Please print every record below exactly as it appears.

[Recorded data]
·····

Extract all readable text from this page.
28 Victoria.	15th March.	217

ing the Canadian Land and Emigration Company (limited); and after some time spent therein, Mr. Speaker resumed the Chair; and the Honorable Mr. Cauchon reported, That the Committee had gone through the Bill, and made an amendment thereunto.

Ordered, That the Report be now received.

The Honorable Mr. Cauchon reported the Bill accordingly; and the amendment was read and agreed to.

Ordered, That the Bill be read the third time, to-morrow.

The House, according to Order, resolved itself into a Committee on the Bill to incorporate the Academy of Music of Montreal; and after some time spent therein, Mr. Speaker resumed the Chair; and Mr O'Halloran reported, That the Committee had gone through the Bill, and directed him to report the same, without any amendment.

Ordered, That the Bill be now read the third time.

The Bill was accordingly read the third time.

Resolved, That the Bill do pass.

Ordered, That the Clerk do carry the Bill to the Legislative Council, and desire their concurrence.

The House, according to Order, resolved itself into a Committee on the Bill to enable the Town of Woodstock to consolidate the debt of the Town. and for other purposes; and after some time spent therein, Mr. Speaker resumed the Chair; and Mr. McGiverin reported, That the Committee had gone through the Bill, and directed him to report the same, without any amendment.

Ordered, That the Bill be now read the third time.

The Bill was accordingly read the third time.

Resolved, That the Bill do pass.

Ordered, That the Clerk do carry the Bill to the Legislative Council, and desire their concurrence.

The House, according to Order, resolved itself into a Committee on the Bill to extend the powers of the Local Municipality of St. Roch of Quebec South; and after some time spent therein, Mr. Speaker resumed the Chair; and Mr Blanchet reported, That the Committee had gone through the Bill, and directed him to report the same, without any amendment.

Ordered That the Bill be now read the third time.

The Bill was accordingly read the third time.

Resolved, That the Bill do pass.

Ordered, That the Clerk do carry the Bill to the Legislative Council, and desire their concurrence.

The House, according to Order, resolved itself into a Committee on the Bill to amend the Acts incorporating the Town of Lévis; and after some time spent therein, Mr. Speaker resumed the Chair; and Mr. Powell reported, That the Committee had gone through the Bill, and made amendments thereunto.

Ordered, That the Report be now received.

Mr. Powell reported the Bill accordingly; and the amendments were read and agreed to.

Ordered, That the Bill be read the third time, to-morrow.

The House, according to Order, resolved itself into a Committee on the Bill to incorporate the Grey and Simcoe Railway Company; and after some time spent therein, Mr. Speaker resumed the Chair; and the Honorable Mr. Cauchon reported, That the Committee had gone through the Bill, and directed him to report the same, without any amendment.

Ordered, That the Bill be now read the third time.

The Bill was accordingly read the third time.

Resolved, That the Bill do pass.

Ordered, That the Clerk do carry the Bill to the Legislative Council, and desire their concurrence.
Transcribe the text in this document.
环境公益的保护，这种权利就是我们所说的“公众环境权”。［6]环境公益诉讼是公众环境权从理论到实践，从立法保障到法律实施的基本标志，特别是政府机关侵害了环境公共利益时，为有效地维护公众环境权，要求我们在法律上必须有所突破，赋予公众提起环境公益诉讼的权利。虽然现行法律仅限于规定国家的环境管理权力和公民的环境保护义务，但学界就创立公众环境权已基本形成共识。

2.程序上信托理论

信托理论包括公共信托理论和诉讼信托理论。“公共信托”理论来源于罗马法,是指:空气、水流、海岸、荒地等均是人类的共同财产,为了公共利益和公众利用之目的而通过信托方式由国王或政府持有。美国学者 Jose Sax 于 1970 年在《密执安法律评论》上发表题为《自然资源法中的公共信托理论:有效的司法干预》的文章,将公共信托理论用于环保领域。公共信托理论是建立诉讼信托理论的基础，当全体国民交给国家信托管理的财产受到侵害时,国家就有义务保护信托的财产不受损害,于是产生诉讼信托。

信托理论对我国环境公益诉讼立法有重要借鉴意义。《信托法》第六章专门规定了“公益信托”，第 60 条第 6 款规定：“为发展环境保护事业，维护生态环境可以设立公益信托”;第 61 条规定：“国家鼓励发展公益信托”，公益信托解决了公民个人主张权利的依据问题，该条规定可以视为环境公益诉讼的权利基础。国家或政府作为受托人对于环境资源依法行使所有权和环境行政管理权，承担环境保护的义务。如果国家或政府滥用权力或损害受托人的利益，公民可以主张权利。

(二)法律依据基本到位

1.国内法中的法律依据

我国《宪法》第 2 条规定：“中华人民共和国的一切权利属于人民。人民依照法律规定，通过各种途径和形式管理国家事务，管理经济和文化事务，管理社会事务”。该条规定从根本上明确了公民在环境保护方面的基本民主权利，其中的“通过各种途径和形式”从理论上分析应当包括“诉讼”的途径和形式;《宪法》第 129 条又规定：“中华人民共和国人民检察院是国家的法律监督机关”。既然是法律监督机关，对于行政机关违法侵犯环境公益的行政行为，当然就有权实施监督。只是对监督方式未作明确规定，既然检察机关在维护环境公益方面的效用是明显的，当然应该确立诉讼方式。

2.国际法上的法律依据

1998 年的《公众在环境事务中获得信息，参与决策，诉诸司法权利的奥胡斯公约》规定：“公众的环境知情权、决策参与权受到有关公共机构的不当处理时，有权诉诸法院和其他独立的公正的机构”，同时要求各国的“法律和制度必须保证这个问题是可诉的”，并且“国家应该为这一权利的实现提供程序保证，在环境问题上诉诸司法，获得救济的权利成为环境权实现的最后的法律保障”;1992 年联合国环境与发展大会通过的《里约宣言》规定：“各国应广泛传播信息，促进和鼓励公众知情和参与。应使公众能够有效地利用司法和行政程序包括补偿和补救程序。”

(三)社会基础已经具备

·····

_Task result_:
Extract all readable text from this page.
28 Victoria.	15th March.	217

ing the Canadian Land and Emigration Company (limited); and after some time spent therein, Mr. Speaker resumed the Chair; and the Honorable Mr. Cauchon reported, That the Committee had gone through the Bill, and made an amendment thereunto.

Ordered, That the Report be now received.

The Honorable Mr. Cauchon reported the Bill accordingly; and the amendment was read and agreed to.

Ordered, That the Bill be read the third time, to-morrow.

The House, according to Order, resolved itself into a Committee on the Bill to incorporate the Academy of Music of Montreal; and after some time spent therein, Mr. Speaker resumed the Chair; and Mr O'Halloran reported, That the Committee had gone through the Bill, and directed him to report the same, without any amendment.

Ordered, That the Bill be now read the third time.

The Bill was accordingly read the third time.

Resolved, That the Bill do pass.

Ordered, That the Clerk do carry the Bill to the Legislative Council, and desire their concurrence.

The House, according to Order, resolved itself into a Committee on the Bill to enable the Town of Woodstock to consolidate the debt of the Town. and for other purposes; and after some time spent therein, Mr. Speaker resumed the Chair; and Mr. McGiverin reported, That the Committee had gone through the Bill, and directed him to report the same, without any amendment.

Ordered, That the Bill be now read the third time.

The Bill was accordingly read the third time.

Resolved, That the Bill do pass.

Ordered, That the Clerk do carry the Bill to the Legislative Council, and desire their concurrence.

The House, according to Order, resolved itself into a Committee on the Bill to extend the powers of the Local Municipality of St. Roch of Quebec South; and after some time spent therein, Mr. Speaker resumed the Chair; and Mr Blanchet reported, That the Committee had gone through the Bill, and directed him to report the same, without any amendment.

Ordered That the Bill be now read the third time.

The Bill was accordingly read the third time.

Resolved, That the Bill do pass.

Ordered, That the Clerk do carry the Bill to the Legislative Council, and desire their concurrence.

The House, according to Order, resolved itself into a Committee on the Bill to amend the Acts incorporating the Town of Lévis; and after some time spent therein, Mr. Speaker resumed the Chair; and Mr. Powell reported, That the Committee had gone through the Bill, and made amendments thereunto.

Ordered, That the Report be now received.

Mr. Powell reported the Bill accordingly; and the amendments were read and agreed to.

Ordered, That the Bill be read the third time, to-morrow.

The House, according to Order, resolved itself into a Committee on the Bill to incorporate the Grey and Simcoe Railway Company; and after some time spent therein, Mr. Speaker resumed the Chair; and the Honorable Mr. Cauchon reported, That the Committee had gone through the Bill, and directed him to report the same, without any amendment.

Ordered, That the Bill be now read the third time.

The Bill was accordingly read the third time.

Resolved, That the Bill do pass.

Ordered, That the Clerk do carry the Bill to the Legislative Council, and desire their concurrence.
Transcribe the text in this document.
环境公益的保护，这种权利就是我们所说的“公众环境权”。［6]环境公益诉讼是公众环境权从理论到实践，从立法保障到法律实施的基本标志，特别是政府机关侵害了环境公共利益时，为有效地维护公众环境权，要求我们在法律上必须有所突破，赋予公众提起环境公益诉讼的权利。虽然现行法律仅限于规定国家的环境管理权力和公民的环境保护义务，但学界就创立公众环境权已基本形成共识。

2.程序上信托理论

信托理论包括公共信托理论和诉讼信托理论。“公共信托”理论来源于罗马法,是指:空气、水流、海岸、荒地等均是人类的共同财产,为了公共利益和公众利用之目的而通过信托方式由国王或政府持有。美国学者 Jose Sax 于 1970 年在《密执安法律评论》上发表题为《自然资源法中的公共信托理论:有效的司法干预》的文章,将公共信托理论用于环保领域。公共信托理论是建立诉讼信托理论的基础，当全体国民交给国家信托管理的财产受到侵害时,国家就有义务保护信托的财产不受损害,于是产生诉讼信托。

信托理论对我国环境公益诉讼立法有重要借鉴意义。《信托法》第六章专门规定了“公益信托”，第 60 条第 6 款规定：“为发展环境保护事业，维护生态环境可以设立公益信托”;第 61 条规定：“国家鼓励发展公益信托”，公益信托解决了公民个人主张权利的依据问题，该条规定可以视为环境公益诉讼的权利基础。国家或政府作为受托人对于环境资源依法行使所有权和环境行政管理权，承担环境保护的义务。如果国家或政府滥用权力或损害受托人的利益，公民可以主张权利。

(二)法律依据基本到位

1.国内法中的法律依据

我国《宪法》第 2 条规定：“中华人民共和国的一切权利属于人民。人民依照法律规定，通过各种途径和形式管理国家事务，管理经济和文化事务，管理社会事务”。该条规定从根本上明确了公民在环境保护方面的基本民主权利，其中的“通过各种途径和形式”从理论上分析应当包括“诉讼”的途径和形式;《宪法》第 129 条又规定：“中华人民共和国人民检察院是国家的法律监督机关”。既然是法律监督机关，对于行政机关违法侵犯环境公益的行政行为，当然就有权实施监督。只是对监督方式未作明确规定，既然检察机关在维护环境公益方面的效用是明显的，当然应该确立诉讼方式。

2.国际法上的法律依据

1998 年的《公众在环境事务中获得信息，参与决策，诉诸司法权利的奥胡斯公约》规定：“公众的环境知情权、决策参与权受到有关公共机构的不当处理时，有权诉诸法院和其他独立的公正的机构”，同时要求各国的“法律和制度必须保证这个问题是可诉的”，并且“国家应该为这一权利的实现提供程序保证，在环境问题上诉诸司法，获得救济的权利成为环境权实现的最后的法律保障”;1992 年联合国环境与发展大会通过的《里约宣言》规定：“各国应广泛传播信息，促进和鼓励公众知情和参与。应使公众能够有效地利用司法和行政程序包括补偿和补救程序。”

(三)社会基础已经具备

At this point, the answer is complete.